REQUIRED WORK:
Gather the lines from the material that contain "title".

○ ○ ○ ○

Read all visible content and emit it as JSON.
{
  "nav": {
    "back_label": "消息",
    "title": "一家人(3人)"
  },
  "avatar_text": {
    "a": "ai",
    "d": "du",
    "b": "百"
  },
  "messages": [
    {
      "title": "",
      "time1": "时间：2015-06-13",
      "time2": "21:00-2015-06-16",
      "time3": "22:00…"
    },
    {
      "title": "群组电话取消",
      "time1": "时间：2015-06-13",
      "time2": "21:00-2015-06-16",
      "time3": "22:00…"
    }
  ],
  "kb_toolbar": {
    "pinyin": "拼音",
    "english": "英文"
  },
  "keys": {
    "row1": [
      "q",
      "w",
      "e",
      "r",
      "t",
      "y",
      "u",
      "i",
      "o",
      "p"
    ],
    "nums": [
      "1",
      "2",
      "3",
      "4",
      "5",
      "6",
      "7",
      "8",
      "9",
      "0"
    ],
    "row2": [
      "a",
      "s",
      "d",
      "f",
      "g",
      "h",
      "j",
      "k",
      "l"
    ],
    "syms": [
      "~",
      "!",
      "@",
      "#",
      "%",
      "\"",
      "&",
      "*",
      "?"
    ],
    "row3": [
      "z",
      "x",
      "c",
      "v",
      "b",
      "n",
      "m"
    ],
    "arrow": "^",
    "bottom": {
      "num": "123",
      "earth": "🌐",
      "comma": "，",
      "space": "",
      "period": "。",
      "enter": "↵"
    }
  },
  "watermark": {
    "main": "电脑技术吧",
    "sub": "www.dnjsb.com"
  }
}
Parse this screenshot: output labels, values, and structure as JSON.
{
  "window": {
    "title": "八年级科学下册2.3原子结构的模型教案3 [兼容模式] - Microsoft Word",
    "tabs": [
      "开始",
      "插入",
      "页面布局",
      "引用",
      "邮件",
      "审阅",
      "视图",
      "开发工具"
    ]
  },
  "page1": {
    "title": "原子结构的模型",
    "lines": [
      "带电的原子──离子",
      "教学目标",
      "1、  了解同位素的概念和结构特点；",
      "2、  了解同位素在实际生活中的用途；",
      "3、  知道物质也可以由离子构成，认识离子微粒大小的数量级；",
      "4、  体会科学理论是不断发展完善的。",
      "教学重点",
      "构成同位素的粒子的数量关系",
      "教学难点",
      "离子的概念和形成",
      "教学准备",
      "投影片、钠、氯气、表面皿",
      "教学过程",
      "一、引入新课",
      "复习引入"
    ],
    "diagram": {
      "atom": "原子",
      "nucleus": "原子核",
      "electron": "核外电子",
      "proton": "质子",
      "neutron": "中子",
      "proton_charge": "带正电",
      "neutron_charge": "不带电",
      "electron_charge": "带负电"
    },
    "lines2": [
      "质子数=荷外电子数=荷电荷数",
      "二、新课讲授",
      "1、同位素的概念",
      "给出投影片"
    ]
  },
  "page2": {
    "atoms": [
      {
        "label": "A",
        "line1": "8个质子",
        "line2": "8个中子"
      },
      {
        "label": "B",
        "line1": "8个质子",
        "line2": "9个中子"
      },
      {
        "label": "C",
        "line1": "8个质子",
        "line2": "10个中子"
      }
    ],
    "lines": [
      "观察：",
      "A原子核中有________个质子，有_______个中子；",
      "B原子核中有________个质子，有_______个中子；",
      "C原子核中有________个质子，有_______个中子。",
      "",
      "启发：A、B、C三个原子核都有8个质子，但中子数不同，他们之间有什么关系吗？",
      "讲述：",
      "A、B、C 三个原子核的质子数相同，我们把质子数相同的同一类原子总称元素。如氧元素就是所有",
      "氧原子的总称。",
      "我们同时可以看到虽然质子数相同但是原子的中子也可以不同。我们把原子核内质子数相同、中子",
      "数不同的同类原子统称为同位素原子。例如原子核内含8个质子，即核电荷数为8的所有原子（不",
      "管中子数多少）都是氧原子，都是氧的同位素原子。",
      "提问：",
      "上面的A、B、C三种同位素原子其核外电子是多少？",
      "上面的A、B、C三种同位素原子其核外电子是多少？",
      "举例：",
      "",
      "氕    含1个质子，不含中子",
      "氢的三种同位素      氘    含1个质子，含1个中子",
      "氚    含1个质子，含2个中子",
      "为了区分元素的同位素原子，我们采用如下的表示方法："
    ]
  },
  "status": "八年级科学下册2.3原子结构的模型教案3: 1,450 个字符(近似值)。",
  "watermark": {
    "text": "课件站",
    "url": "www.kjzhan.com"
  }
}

○ ○ ○ ○

TASK ANSWER:
    "title": "一家人(3人)"
      "title": "",
      "title": "群组电话取消",
    "title": "八年级科学下册2.3原子结构的模型教案3 [兼容模式] - Microsoft Word",
    "title": "原子结构的模型",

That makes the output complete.